Begin Recorded data

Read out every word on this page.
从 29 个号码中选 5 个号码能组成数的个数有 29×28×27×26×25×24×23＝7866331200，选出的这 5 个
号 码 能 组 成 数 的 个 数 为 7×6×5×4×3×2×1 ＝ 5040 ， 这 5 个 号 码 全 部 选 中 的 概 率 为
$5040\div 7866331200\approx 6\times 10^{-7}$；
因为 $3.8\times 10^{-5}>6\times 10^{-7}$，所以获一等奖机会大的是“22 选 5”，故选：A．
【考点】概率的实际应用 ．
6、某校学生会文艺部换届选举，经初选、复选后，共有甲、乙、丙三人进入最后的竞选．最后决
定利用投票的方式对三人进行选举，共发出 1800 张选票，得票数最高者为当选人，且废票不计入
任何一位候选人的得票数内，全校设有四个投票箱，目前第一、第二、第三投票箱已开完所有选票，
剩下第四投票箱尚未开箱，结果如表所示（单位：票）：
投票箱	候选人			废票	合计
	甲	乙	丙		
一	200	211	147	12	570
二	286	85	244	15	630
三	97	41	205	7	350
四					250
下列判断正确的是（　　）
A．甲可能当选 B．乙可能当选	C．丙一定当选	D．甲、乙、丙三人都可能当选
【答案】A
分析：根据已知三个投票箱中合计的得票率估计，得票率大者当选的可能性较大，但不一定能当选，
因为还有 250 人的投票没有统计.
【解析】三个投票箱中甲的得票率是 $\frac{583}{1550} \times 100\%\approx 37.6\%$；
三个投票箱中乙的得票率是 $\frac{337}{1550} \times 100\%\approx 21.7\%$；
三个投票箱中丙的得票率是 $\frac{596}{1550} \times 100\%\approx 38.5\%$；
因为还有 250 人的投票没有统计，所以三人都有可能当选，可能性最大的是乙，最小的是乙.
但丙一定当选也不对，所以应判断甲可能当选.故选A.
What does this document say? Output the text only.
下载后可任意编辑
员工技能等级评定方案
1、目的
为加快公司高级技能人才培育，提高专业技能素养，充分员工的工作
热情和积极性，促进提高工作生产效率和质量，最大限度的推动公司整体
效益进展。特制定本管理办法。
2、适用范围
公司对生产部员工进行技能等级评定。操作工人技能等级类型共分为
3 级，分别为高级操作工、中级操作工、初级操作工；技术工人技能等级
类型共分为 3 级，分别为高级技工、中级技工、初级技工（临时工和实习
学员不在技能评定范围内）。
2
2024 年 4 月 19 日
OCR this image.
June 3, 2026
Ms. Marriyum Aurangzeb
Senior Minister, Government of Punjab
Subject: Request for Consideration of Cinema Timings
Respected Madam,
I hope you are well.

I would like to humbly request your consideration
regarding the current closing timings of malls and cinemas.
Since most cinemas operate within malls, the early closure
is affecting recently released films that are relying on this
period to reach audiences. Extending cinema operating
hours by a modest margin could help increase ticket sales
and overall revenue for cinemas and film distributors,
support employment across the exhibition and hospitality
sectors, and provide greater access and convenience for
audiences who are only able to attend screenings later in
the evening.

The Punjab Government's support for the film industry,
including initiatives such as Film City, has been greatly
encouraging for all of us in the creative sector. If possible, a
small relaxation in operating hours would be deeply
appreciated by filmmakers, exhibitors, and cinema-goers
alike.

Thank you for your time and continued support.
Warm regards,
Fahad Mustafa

End Recorded data

Hand back the material above in full, exactly as written.

Read out every word on this page.
从 29 个号码中选 5 个号码能组成数的个数有 29×28×27×26×25×24×23＝7866331200，选出的这 5 个
号 码 能 组 成 数 的 个 数 为 7×6×5×4×3×2×1 ＝ 5040 ， 这 5 个 号 码 全 部 选 中 的 概 率 为
$5040\div 7866331200\approx 6\times 10^{-7}$；
因为 $3.8\times 10^{-5}>6\times 10^{-7}$，所以获一等奖机会大的是“22 选 5”，故选：A．
【考点】概率的实际应用 ．
6、某校学生会文艺部换届选举，经初选、复选后，共有甲、乙、丙三人进入最后的竞选．最后决
定利用投票的方式对三人进行选举，共发出 1800 张选票，得票数最高者为当选人，且废票不计入
任何一位候选人的得票数内，全校设有四个投票箱，目前第一、第二、第三投票箱已开完所有选票，
剩下第四投票箱尚未开箱，结果如表所示（单位：票）：
投票箱	候选人			废票	合计
	甲	乙	丙		
一	200	211	147	12	570
二	286	85	244	15	630
三	97	41	205	7	350
四					250
下列判断正确的是（　　）
A．甲可能当选 B．乙可能当选	C．丙一定当选	D．甲、乙、丙三人都可能当选
【答案】A
分析：根据已知三个投票箱中合计的得票率估计，得票率大者当选的可能性较大，但不一定能当选，
因为还有 250 人的投票没有统计.
【解析】三个投票箱中甲的得票率是 $\frac{583}{1550} \times 100\%\approx 37.6\%$；
三个投票箱中乙的得票率是 $\frac{337}{1550} \times 100\%\approx 21.7\%$；
三个投票箱中丙的得票率是 $\frac{596}{1550} \times 100\%\approx 38.5\%$；
因为还有 250 人的投票没有统计，所以三人都有可能当选，可能性最大的是乙，最小的是乙.
但丙一定当选也不对，所以应判断甲可能当选.故选A.
What does this document say? Output the text only.
下载后可任意编辑
员工技能等级评定方案
1、目的
为加快公司高级技能人才培育，提高专业技能素养，充分员工的工作
热情和积极性，促进提高工作生产效率和质量，最大限度的推动公司整体
效益进展。特制定本管理办法。
2、适用范围
公司对生产部员工进行技能等级评定。操作工人技能等级类型共分为
3 级，分别为高级操作工、中级操作工、初级操作工；技术工人技能等级
类型共分为 3 级，分别为高级技工、中级技工、初级技工（临时工和实习
学员不在技能评定范围内）。
2
2024 年 4 月 19 日
OCR this image.
June 3, 2026
Ms. Marriyum Aurangzeb
Senior Minister, Government of Punjab
Subject: Request for Consideration of Cinema Timings
Respected Madam,
I hope you are well.

I would like to humbly request your consideration
regarding the current closing timings of malls and cinemas.
Since most cinemas operate within malls, the early closure
is affecting recently released films that are relying on this
period to reach audiences. Extending cinema operating
hours by a modest margin could help increase ticket sales
and overall revenue for cinemas and film distributors,
support employment across the exhibition and hospitality
sectors, and provide greater access and convenience for
audiences who are only able to attend screenings later in
the evening.

The Punjab Government's support for the film industry,
including initiatives such as Film City, has been greatly
encouraging for all of us in the creative sector. If possible, a
small relaxation in operating hours would be deeply
appreciated by filmmakers, exhibitors, and cinema-goers
alike.

Thank you for your time and continued support.
Warm regards,
Fahad Mustafa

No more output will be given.